Where a line of the listing below includes the word "make", reproduce that line.

── Data provided ──

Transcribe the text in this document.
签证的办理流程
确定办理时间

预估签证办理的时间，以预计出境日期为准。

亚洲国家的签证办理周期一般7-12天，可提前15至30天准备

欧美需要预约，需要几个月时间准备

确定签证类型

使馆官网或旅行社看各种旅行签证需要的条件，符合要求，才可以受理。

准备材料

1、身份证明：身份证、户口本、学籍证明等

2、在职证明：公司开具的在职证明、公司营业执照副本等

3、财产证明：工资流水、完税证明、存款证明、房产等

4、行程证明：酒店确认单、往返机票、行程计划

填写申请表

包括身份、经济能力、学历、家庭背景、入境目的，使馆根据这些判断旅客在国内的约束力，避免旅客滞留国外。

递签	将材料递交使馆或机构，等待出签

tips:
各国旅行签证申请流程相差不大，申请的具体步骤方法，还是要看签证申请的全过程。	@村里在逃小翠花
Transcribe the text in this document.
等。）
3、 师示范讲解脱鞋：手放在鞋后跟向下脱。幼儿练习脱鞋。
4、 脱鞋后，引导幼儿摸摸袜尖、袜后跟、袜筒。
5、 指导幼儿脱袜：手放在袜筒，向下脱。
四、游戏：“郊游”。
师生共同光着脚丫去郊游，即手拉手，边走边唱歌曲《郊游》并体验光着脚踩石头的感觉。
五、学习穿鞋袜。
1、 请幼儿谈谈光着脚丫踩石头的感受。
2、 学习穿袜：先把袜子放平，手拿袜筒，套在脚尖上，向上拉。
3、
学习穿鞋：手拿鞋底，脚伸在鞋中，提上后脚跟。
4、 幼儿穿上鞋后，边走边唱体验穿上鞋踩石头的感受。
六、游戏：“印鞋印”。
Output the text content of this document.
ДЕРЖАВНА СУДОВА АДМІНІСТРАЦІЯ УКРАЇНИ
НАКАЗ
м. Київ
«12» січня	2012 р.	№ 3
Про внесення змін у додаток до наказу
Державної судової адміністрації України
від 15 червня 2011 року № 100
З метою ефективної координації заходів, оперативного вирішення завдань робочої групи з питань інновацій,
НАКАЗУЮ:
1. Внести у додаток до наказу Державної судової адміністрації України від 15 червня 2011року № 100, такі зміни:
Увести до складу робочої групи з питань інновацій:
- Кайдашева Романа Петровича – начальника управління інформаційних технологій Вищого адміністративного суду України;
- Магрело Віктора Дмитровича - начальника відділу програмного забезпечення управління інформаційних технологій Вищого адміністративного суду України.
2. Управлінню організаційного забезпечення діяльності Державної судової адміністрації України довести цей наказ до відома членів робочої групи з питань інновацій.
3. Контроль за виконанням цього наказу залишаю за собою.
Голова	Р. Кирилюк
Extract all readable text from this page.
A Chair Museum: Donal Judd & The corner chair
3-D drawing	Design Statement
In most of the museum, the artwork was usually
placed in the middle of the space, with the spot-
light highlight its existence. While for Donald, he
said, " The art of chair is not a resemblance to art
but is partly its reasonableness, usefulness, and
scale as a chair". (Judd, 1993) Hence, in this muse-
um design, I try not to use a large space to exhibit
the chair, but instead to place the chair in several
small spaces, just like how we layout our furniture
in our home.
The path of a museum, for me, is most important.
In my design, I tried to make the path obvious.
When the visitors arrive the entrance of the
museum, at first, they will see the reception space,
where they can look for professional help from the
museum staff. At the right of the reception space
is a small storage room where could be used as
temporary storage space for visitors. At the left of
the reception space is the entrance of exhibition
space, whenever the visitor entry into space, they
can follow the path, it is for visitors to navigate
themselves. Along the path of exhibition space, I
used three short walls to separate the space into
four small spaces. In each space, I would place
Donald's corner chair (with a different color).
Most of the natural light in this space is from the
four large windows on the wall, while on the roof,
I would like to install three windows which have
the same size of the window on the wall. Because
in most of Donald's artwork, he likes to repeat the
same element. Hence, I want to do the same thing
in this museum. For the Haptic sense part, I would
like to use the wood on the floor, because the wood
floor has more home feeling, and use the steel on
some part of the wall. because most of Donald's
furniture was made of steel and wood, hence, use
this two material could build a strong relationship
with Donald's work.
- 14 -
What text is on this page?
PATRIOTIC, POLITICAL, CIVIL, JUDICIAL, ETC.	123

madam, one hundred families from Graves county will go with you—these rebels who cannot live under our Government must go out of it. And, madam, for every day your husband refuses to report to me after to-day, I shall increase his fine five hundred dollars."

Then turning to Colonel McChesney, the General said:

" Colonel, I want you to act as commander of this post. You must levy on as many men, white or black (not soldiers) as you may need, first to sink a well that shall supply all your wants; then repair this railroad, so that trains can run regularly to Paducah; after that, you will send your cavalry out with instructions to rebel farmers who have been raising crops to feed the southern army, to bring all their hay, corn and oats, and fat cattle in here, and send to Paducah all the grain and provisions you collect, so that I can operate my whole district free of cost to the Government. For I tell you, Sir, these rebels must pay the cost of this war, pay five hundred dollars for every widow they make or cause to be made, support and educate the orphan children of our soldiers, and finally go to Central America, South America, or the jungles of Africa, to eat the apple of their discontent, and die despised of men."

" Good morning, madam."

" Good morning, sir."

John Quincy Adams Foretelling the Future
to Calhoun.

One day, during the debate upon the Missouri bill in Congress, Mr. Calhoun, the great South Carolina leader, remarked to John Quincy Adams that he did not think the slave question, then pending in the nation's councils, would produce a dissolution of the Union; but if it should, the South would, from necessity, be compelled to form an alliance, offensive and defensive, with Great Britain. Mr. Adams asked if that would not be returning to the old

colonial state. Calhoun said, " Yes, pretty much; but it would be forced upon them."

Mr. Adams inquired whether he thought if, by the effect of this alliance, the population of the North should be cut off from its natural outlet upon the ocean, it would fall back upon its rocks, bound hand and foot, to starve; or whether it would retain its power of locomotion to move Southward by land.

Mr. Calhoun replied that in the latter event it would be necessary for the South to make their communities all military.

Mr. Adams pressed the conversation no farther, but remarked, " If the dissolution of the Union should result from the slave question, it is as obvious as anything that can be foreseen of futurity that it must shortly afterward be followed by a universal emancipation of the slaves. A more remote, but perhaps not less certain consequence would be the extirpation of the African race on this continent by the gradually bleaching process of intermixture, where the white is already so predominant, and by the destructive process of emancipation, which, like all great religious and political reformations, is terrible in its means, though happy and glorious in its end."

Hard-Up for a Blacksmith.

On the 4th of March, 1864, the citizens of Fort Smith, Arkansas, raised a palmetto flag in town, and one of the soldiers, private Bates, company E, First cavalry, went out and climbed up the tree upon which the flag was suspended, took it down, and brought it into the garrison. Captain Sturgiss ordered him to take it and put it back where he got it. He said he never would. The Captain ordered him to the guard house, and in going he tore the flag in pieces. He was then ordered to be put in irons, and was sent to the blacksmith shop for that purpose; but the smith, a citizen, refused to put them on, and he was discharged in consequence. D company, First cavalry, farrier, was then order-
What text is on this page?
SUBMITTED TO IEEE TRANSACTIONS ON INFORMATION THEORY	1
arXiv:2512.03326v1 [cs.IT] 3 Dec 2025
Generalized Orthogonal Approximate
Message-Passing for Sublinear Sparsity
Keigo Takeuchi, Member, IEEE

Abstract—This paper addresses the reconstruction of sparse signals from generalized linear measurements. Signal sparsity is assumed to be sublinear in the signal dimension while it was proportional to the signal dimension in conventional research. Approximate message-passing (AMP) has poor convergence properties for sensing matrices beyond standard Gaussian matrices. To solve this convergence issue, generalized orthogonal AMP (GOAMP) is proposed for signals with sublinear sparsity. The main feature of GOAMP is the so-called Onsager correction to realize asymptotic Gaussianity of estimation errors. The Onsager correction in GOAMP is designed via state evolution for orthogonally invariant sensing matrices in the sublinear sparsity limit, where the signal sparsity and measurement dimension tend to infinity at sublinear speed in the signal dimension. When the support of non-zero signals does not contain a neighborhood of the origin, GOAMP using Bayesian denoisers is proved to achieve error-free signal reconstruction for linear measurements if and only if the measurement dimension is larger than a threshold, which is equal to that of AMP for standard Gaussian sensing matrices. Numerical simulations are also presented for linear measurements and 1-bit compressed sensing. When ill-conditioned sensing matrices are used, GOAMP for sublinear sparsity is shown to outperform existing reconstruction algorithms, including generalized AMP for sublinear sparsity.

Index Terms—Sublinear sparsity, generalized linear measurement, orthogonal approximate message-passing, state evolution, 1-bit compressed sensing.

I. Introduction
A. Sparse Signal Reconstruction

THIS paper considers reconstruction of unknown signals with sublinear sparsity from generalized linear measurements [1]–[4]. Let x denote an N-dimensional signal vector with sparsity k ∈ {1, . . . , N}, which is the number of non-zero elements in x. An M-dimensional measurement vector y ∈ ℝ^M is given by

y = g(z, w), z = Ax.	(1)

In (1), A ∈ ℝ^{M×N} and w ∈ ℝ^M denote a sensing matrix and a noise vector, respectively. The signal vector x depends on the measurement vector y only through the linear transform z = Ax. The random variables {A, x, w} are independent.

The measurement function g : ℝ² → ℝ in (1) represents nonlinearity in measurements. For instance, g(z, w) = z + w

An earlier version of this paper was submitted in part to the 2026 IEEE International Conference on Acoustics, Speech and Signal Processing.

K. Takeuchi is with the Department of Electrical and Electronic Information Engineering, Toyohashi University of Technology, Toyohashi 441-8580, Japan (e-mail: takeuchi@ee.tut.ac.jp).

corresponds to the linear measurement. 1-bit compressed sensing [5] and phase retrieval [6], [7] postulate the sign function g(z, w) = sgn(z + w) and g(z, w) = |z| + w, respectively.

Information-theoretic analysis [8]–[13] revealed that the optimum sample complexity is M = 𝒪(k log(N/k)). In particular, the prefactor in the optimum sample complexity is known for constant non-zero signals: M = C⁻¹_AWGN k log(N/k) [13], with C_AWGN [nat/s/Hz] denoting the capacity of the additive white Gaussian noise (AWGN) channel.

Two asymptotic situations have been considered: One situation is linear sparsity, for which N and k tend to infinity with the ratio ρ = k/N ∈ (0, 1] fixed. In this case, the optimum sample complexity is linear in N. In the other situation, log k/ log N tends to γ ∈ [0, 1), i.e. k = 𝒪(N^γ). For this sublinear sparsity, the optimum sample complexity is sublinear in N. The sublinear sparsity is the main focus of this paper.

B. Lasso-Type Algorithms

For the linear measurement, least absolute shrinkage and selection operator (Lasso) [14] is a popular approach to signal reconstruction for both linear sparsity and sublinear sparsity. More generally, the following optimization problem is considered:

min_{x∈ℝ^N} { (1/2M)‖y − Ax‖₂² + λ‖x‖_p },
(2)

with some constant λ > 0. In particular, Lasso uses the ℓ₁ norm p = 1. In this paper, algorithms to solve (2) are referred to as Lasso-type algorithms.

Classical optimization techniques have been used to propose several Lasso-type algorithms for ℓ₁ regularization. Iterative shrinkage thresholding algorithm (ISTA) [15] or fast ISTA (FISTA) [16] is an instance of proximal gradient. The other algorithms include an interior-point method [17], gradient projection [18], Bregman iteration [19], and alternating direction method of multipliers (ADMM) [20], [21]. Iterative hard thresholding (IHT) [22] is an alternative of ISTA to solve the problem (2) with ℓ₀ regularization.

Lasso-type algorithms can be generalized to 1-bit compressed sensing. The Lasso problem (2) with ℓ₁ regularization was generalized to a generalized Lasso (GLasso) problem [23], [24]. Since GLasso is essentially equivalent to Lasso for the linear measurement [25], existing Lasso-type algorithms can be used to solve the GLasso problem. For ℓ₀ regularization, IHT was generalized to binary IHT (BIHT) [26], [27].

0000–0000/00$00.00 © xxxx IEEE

───

* **Result for this exercise**:
In my design, I tried to make the path obvious.
" Colonel, I want you to act as commander of this post. You must levy on as many men, white or black (not soldiers) as you may need, first to sink a well that shall supply all your wants; then repair this railroad, so that trains can run regularly to Paducah; after that, you will send your cavalry out with instructions to rebel farmers who have been raising crops to feed the southern army, to bring all their hay, corn and oats, and fat cattle in here, and send to Paducah all the grain and provisions you collect, so that I can operate my whole district free of cost to the Government. For I tell you, Sir, these rebels must pay the cost of this war, pay five hundred dollars for every widow they make or cause to be made, support and educate the orphan children of our soldiers, and finally go to Central America, South America, or the jungles of Africa, to eat the apple of their discontent, and die despised of men."
Mr. Calhoun replied that in the latter event it would be necessary for the South to make their communities all military.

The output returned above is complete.